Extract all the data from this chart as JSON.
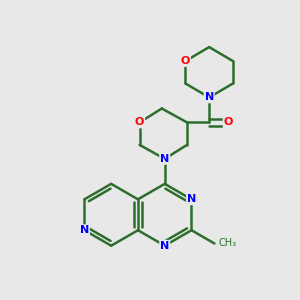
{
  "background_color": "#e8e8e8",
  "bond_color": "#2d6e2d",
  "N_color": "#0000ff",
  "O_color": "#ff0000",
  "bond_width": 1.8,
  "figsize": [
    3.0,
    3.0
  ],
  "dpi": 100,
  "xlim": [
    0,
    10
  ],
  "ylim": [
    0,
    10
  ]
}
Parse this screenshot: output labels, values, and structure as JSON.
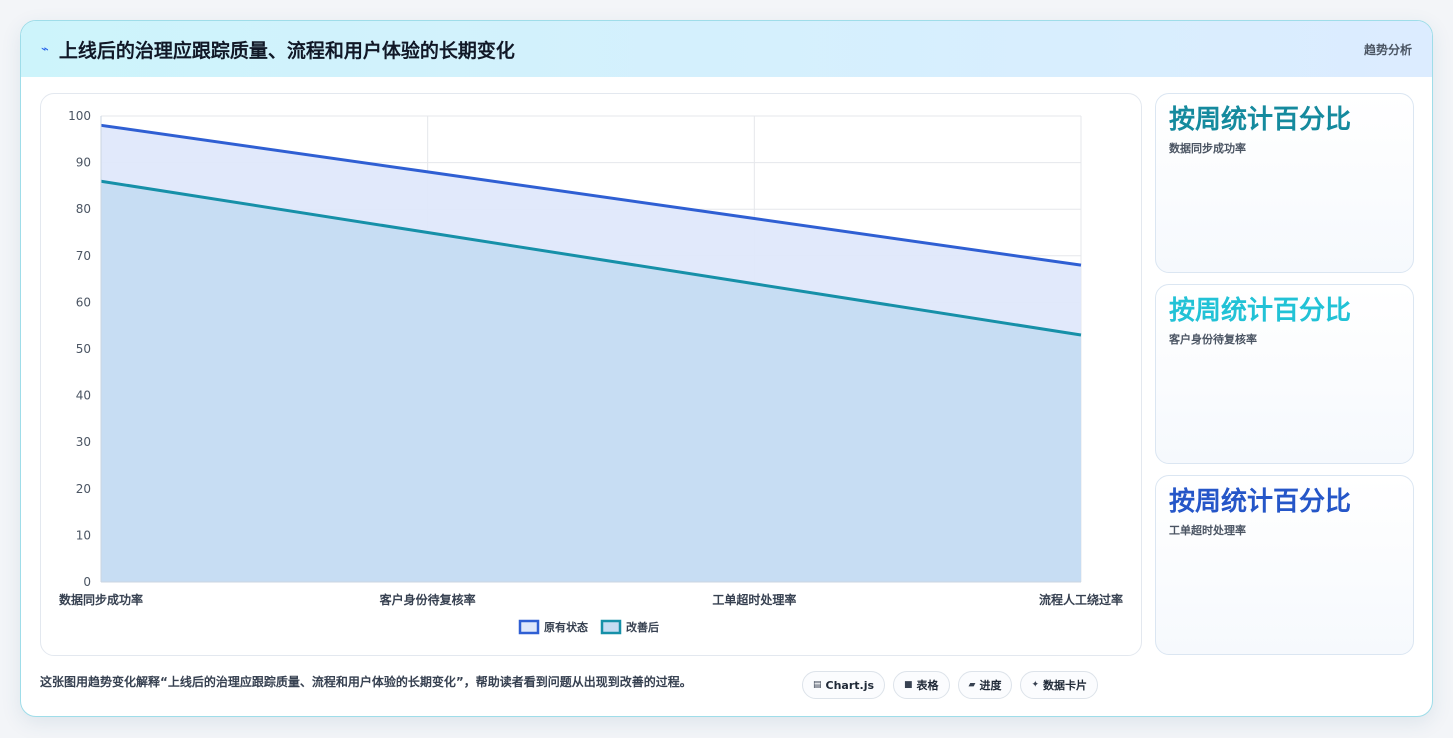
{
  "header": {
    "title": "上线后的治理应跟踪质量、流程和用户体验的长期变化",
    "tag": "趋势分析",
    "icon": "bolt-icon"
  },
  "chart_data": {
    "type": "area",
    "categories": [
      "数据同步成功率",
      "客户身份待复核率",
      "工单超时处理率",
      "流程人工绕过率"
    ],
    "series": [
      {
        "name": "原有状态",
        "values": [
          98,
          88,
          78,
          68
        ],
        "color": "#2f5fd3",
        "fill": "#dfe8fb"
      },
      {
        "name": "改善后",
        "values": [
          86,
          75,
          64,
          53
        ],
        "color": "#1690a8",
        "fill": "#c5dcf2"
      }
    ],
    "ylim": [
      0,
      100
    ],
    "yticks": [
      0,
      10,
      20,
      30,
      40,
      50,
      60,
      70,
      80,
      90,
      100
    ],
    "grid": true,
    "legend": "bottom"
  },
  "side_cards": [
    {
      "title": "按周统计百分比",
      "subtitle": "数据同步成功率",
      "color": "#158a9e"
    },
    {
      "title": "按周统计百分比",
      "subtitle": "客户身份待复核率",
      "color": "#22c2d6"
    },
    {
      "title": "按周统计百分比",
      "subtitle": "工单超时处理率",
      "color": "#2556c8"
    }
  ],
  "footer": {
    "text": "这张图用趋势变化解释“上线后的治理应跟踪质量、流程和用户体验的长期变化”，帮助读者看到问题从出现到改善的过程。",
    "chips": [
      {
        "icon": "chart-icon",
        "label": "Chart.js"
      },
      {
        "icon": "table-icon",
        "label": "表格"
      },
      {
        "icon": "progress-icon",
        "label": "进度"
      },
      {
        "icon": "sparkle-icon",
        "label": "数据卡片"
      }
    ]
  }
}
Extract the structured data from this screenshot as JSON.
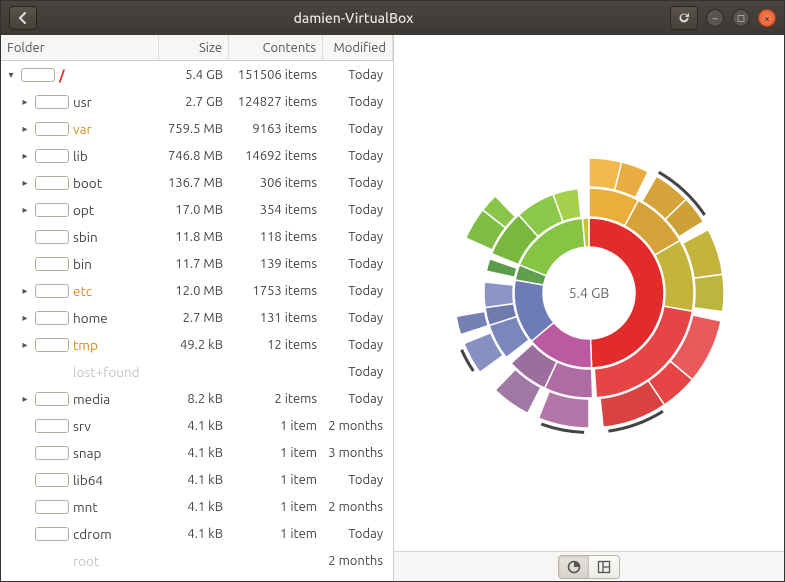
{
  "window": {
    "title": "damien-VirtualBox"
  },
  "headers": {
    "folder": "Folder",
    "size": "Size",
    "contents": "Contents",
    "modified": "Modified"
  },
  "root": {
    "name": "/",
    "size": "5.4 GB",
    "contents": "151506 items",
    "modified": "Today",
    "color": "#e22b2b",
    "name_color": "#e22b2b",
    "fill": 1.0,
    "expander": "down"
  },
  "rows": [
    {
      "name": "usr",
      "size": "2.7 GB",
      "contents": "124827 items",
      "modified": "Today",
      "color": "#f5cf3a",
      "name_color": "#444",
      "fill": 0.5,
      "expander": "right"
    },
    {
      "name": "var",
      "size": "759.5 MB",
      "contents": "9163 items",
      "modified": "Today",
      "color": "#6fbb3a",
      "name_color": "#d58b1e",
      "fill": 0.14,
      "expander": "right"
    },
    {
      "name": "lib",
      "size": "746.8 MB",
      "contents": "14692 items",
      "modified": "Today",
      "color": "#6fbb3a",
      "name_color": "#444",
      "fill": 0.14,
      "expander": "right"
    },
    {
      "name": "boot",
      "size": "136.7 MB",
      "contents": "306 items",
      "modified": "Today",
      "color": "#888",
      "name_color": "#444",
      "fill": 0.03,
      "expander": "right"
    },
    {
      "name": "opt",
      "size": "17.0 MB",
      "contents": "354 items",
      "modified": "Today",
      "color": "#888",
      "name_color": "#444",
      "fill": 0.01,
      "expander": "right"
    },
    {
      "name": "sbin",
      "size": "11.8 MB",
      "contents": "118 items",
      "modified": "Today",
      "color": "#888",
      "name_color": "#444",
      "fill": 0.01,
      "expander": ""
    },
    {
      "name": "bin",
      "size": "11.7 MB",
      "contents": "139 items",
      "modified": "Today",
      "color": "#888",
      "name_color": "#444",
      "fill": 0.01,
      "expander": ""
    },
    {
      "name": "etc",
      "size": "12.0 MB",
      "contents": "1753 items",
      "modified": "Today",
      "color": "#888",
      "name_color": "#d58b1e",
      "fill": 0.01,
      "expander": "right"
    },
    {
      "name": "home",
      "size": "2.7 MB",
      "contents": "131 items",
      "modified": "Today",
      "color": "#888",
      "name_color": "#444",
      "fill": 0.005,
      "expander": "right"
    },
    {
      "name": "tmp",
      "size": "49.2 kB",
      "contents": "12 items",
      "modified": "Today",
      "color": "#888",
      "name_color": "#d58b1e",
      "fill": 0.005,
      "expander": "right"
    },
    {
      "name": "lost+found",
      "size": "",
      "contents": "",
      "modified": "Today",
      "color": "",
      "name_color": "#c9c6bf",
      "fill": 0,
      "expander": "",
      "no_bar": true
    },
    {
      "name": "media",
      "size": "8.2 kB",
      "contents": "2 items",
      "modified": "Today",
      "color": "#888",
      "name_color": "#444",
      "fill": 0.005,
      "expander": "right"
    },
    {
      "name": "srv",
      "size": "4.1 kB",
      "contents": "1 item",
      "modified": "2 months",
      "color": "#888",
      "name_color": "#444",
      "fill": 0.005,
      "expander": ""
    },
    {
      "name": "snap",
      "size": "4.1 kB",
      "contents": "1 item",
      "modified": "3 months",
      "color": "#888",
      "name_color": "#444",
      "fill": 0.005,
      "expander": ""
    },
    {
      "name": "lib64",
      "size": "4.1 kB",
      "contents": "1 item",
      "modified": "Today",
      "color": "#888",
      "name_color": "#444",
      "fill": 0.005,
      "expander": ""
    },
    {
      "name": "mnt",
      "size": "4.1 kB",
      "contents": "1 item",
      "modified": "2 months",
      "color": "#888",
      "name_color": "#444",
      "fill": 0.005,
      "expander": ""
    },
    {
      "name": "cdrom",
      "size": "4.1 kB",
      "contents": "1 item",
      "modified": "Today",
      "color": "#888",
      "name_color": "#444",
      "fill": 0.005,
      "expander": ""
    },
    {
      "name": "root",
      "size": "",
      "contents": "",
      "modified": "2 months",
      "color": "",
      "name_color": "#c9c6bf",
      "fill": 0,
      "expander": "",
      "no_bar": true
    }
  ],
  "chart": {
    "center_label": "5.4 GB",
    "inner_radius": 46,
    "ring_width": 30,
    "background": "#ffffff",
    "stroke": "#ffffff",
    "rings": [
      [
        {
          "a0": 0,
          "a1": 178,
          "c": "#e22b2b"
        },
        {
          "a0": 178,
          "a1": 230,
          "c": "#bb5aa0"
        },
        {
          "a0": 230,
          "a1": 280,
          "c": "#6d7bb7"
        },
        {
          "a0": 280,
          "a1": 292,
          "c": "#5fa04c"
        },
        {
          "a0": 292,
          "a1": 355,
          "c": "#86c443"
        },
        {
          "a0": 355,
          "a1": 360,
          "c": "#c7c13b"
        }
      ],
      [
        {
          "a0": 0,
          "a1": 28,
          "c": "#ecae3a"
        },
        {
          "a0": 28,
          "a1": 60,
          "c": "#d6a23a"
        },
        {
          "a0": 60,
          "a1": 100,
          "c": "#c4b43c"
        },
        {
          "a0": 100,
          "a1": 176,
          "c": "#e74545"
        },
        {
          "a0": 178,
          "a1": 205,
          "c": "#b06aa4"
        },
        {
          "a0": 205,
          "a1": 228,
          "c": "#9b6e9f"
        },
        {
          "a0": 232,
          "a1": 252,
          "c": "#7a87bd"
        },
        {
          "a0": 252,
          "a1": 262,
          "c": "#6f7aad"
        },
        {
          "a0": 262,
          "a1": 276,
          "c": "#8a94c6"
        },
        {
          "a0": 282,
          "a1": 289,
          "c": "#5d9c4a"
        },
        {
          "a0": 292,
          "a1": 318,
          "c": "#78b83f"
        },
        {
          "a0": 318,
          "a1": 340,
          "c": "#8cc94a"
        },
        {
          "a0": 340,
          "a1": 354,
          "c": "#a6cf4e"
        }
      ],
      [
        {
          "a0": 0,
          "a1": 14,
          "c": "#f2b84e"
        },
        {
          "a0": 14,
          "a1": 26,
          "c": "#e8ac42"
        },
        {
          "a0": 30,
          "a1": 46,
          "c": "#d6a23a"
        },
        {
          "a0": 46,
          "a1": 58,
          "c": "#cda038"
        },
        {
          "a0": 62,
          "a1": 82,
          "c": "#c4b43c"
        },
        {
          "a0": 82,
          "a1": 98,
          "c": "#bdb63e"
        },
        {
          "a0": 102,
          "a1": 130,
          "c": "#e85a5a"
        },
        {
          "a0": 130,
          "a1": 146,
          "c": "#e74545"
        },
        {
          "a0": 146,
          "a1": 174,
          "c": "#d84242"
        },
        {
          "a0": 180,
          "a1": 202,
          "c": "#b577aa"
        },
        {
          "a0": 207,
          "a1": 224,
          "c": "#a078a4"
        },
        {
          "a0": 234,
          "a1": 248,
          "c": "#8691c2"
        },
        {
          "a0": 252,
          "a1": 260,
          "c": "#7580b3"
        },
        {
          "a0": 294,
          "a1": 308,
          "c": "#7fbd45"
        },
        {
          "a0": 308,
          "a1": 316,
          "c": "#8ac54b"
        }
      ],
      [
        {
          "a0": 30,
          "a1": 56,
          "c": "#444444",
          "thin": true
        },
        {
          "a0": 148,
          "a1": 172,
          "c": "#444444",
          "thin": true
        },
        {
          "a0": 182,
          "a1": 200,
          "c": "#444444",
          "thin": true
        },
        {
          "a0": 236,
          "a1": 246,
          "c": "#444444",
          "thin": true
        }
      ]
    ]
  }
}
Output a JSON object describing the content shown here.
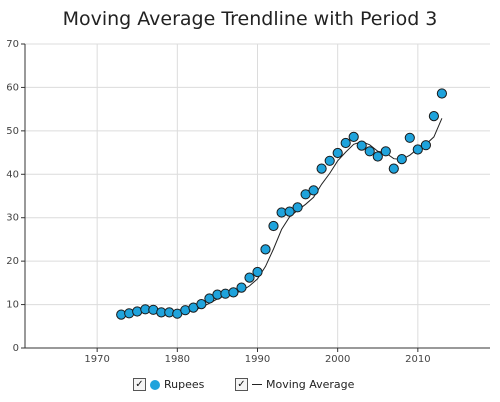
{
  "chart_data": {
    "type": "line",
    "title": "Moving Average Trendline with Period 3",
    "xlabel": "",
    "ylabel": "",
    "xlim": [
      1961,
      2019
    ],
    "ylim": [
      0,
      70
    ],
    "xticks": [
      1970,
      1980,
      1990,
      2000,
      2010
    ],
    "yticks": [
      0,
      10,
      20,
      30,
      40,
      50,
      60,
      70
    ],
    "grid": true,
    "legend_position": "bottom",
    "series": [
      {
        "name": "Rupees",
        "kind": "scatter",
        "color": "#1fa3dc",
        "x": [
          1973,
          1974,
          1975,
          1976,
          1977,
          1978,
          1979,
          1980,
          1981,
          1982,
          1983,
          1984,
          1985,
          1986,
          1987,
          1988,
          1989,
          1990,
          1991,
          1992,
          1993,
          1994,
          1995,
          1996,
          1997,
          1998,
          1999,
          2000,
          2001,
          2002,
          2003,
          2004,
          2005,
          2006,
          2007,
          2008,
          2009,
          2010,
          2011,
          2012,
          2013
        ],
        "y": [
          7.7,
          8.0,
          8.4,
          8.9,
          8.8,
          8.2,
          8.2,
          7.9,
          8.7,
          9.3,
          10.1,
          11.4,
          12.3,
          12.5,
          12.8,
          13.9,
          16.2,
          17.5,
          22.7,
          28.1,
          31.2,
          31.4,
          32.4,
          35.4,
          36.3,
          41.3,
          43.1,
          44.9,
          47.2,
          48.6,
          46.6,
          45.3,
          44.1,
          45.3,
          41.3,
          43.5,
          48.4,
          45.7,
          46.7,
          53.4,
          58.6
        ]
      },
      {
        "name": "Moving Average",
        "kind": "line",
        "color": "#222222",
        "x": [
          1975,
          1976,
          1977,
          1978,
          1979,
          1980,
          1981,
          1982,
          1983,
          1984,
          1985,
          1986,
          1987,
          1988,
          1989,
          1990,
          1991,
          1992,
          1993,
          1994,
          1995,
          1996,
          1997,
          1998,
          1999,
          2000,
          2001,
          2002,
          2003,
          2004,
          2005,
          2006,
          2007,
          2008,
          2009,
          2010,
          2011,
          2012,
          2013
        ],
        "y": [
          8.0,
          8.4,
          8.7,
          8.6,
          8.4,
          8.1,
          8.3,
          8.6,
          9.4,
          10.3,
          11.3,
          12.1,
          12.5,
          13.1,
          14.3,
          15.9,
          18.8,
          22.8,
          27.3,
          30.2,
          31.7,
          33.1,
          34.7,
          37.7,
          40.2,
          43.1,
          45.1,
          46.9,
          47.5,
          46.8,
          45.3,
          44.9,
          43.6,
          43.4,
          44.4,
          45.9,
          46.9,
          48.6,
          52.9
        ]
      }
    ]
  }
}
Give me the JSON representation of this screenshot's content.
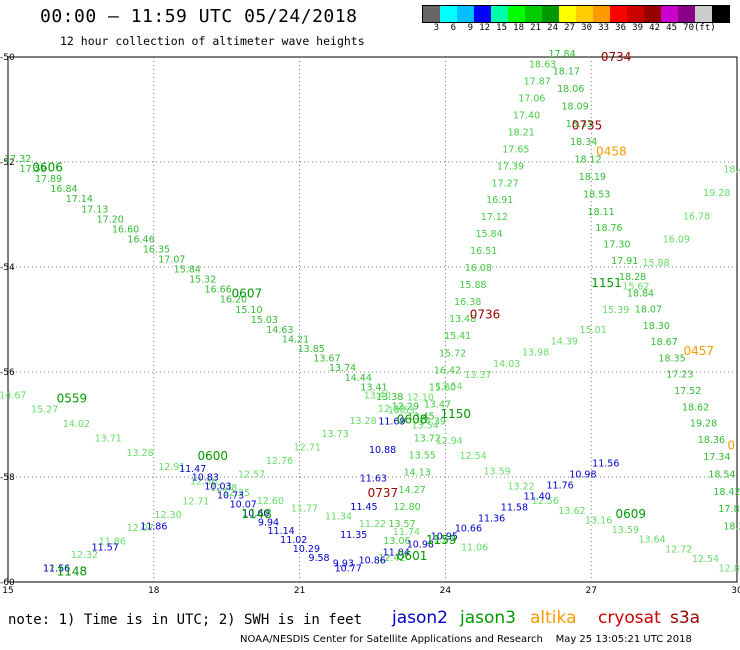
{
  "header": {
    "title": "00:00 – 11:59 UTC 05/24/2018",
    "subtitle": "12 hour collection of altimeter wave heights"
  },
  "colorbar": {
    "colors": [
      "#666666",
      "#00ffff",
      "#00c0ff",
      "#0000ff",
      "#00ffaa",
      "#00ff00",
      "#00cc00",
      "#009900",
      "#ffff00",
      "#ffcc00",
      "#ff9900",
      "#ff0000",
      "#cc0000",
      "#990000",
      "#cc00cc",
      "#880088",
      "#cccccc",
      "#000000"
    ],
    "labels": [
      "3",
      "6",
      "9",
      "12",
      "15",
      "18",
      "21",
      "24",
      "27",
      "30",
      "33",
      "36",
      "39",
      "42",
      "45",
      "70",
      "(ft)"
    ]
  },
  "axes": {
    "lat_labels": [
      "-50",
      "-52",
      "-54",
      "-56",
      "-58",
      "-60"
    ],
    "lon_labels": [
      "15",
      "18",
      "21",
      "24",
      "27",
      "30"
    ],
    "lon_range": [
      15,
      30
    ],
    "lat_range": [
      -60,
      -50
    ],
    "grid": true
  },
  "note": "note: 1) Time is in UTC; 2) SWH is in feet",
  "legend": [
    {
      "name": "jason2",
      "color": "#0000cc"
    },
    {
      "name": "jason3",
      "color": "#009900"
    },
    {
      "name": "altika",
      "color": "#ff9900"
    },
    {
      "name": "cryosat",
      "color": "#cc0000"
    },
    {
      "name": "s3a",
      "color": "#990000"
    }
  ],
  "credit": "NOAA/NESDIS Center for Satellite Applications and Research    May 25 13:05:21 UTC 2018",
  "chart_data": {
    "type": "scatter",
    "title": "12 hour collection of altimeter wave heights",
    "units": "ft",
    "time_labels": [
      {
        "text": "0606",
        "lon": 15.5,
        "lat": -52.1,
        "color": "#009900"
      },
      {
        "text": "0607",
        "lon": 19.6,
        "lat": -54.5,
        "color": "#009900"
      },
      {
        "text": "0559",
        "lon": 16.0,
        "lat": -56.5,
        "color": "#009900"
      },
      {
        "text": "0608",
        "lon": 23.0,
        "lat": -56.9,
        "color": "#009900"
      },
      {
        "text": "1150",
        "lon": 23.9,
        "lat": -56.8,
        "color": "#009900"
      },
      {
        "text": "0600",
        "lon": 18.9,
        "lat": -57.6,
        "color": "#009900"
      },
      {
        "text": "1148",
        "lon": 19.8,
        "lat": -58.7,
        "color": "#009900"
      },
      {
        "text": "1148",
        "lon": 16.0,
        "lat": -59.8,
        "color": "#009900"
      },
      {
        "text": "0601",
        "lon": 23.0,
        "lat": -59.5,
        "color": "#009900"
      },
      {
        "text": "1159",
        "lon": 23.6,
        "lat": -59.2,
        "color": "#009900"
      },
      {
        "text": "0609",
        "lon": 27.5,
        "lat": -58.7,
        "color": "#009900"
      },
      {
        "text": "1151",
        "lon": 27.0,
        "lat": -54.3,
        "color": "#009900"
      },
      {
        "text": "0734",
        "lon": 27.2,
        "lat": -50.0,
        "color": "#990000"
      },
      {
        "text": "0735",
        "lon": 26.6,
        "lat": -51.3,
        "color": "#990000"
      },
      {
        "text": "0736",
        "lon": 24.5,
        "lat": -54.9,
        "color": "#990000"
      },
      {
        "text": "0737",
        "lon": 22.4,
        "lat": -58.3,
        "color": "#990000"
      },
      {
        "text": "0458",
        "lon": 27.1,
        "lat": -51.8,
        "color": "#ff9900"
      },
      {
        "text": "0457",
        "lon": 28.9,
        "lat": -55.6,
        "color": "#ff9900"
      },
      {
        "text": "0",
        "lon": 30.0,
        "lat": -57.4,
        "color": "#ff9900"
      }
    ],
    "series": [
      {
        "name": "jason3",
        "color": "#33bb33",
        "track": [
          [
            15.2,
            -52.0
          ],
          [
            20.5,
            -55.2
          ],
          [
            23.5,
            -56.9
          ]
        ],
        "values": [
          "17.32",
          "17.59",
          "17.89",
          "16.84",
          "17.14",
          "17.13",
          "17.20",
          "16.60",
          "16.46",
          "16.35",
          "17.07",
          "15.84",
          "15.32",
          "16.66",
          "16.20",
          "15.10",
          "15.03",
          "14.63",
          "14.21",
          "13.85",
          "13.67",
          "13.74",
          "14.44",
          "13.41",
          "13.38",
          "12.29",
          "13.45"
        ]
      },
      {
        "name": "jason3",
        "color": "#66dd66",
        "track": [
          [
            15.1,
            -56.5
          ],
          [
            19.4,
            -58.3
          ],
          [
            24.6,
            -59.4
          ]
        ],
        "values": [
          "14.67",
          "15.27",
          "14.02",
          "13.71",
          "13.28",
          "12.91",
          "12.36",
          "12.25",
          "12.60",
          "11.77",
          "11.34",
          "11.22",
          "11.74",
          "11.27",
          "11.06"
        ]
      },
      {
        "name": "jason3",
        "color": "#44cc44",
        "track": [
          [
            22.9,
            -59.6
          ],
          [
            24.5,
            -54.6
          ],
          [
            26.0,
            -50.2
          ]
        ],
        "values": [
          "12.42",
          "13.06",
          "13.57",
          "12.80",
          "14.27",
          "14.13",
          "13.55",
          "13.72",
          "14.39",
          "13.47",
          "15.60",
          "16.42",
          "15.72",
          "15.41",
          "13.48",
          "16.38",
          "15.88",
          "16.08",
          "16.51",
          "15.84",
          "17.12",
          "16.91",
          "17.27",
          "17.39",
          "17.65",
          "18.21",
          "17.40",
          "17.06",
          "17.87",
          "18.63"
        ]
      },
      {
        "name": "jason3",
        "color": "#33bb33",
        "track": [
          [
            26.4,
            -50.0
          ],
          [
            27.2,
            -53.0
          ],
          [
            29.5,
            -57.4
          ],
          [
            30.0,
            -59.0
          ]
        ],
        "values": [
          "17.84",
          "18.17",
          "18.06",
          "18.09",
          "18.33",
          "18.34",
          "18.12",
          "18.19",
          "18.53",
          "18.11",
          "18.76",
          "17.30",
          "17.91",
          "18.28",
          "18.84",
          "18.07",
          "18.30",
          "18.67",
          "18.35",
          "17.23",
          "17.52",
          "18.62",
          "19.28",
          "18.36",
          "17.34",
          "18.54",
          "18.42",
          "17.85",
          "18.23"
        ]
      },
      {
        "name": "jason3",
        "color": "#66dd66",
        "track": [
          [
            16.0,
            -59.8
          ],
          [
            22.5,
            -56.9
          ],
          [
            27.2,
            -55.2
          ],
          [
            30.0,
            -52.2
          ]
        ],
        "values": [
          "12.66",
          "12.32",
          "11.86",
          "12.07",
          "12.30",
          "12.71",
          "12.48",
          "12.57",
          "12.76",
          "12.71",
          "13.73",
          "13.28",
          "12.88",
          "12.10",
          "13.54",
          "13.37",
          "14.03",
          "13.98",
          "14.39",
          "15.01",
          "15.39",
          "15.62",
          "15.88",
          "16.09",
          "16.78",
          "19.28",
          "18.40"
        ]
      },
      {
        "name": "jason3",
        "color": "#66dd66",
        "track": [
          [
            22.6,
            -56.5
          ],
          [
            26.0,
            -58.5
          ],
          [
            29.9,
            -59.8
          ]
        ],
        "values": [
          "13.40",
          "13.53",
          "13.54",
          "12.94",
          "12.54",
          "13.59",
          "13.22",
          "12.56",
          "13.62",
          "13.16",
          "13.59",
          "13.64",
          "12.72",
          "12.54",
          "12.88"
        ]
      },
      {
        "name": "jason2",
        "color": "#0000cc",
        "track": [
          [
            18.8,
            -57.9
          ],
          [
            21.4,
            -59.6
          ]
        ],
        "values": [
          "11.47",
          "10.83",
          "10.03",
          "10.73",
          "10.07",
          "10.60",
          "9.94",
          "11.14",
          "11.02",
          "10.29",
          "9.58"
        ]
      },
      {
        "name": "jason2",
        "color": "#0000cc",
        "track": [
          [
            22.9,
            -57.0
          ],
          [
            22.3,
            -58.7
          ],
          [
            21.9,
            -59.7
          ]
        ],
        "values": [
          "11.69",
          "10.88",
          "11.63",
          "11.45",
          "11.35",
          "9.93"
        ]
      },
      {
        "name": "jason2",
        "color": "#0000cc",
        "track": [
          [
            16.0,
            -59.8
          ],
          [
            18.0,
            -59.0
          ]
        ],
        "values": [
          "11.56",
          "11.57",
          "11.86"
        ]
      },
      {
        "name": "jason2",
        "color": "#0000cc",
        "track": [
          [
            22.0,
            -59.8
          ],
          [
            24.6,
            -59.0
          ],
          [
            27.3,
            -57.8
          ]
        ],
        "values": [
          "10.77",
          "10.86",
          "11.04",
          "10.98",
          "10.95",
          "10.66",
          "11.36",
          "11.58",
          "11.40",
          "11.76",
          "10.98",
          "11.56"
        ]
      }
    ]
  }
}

AIM: Find the word "Moving" in the data and show each line that holds it.

EXERCISE ANSWER:
    "title": "Moving Average Trendline with Period 3",
        "name": "Moving Average",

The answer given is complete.